• [Work to do]:
Pull every line containing "Volumes" from the entries.

• [Items]:
::::

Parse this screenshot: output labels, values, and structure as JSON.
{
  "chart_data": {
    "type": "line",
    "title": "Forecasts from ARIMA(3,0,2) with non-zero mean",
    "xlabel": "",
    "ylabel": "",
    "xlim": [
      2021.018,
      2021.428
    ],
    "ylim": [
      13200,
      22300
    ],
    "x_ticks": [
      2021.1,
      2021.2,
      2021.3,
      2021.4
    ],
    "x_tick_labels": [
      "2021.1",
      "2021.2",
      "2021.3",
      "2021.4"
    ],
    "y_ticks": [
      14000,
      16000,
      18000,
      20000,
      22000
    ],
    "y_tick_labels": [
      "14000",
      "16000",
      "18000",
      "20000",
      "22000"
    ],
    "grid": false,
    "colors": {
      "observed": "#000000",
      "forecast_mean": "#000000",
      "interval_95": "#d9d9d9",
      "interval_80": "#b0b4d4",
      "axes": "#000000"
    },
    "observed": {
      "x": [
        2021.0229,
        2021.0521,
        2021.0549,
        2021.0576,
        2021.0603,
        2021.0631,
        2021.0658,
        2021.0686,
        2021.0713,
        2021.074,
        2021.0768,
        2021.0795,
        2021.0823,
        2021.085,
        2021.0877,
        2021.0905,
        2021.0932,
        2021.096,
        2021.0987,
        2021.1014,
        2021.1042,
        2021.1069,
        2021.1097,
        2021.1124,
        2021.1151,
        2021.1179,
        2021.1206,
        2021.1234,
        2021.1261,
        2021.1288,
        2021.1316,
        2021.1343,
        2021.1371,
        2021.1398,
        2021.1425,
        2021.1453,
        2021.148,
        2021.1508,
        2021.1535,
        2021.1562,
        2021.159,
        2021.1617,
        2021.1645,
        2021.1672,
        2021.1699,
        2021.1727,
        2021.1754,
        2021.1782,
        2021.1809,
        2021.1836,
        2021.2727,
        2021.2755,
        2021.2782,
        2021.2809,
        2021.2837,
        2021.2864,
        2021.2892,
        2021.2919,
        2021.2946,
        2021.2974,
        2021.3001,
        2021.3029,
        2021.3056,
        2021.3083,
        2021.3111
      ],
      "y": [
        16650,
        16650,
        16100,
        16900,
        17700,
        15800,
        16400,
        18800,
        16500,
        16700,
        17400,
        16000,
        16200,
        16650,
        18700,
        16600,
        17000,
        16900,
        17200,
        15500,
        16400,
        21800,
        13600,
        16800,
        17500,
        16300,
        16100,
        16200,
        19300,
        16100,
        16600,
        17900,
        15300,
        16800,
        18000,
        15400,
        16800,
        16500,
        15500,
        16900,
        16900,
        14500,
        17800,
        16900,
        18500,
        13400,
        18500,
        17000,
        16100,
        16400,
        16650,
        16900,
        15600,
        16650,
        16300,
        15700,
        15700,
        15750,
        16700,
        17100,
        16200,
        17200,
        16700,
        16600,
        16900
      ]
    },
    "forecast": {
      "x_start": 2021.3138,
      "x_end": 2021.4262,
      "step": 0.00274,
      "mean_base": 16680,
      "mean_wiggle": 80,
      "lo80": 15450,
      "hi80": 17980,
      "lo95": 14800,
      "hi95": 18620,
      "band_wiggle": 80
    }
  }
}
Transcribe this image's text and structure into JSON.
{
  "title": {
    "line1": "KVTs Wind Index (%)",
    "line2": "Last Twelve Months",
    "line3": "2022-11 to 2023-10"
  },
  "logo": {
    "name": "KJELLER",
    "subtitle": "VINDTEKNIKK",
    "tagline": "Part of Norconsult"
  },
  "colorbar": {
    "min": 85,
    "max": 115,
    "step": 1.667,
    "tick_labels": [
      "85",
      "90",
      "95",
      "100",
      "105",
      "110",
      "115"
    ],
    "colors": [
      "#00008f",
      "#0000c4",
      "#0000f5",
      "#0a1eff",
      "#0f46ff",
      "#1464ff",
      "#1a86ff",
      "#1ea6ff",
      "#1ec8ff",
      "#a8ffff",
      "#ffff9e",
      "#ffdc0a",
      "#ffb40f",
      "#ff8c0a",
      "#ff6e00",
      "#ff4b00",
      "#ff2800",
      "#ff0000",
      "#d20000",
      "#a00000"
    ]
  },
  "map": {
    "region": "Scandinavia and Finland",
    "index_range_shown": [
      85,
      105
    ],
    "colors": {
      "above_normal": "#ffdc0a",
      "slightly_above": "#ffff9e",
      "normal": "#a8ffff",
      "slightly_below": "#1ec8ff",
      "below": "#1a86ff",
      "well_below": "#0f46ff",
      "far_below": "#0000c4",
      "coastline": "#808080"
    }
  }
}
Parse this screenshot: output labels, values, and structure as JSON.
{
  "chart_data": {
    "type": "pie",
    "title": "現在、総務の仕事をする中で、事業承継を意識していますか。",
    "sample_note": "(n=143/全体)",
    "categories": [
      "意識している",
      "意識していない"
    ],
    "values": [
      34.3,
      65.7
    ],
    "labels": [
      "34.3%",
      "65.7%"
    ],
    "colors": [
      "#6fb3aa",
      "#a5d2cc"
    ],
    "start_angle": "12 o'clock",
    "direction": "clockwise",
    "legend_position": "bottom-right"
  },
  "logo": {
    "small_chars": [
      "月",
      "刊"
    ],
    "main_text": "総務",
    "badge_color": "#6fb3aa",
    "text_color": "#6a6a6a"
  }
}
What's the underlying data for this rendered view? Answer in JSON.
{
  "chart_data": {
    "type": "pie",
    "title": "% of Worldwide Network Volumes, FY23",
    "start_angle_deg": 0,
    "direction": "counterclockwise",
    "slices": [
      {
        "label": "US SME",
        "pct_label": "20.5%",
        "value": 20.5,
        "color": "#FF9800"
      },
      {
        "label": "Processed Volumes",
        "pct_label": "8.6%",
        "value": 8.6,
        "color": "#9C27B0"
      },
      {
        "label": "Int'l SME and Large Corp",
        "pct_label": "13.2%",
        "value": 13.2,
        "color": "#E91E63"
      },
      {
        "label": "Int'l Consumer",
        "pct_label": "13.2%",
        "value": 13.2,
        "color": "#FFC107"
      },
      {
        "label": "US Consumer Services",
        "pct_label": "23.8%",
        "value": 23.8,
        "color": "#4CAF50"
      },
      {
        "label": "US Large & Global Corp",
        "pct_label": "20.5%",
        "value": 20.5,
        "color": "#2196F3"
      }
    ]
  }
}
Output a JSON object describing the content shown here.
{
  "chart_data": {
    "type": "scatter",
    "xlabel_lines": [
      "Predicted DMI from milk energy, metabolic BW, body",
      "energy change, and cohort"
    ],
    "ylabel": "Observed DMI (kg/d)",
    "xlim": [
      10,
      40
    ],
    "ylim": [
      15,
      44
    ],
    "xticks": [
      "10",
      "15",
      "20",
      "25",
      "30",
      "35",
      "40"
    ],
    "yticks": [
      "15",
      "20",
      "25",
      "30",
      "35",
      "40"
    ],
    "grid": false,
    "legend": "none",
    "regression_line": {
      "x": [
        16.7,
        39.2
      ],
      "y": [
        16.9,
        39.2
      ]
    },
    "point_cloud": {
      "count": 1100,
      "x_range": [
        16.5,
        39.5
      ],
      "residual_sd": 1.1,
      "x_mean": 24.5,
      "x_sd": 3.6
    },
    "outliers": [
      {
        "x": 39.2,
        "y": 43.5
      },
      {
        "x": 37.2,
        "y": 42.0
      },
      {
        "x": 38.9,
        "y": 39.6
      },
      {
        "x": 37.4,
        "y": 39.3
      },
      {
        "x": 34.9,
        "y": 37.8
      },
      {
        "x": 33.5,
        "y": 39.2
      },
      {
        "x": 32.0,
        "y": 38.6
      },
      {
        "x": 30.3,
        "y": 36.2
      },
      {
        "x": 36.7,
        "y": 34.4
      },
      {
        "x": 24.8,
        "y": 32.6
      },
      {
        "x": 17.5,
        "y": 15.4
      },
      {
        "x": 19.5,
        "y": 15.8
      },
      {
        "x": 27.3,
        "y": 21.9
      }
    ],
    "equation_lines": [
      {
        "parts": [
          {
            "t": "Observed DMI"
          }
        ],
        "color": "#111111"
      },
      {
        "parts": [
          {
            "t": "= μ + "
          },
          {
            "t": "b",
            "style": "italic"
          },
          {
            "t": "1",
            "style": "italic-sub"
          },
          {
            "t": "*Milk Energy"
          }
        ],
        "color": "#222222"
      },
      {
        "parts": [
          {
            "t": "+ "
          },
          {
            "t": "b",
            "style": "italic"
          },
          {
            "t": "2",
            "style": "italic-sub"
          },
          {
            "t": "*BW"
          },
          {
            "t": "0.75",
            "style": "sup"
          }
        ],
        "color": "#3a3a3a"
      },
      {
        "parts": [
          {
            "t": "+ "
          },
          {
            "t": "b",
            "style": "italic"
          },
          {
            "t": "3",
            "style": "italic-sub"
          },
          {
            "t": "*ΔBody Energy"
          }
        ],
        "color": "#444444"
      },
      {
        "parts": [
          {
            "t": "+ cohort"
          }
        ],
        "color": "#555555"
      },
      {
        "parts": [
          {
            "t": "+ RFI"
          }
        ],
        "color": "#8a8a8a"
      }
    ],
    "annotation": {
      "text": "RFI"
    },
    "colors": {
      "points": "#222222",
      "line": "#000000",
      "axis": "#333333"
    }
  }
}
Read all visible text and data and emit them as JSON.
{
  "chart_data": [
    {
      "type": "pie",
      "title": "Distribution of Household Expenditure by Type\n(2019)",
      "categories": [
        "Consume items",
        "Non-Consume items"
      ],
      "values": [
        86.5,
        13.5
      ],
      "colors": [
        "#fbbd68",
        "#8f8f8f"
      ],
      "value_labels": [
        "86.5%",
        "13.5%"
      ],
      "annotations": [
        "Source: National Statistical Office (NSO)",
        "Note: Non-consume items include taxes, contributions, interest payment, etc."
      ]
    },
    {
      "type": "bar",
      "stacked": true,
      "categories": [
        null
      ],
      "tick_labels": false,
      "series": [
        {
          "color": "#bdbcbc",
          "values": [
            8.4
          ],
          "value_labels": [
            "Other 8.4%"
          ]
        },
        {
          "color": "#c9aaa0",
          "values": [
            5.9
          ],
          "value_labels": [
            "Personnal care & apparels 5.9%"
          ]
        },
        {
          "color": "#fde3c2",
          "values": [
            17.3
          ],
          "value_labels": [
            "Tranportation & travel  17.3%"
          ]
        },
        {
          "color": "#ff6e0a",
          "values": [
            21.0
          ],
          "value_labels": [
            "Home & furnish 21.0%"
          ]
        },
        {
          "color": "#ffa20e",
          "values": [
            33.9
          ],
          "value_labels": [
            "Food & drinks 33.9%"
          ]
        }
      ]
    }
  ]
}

::::

• [Response]:
    "title": "% of Worldwide Network Volumes, FY23",
        "label": "Processed Volumes",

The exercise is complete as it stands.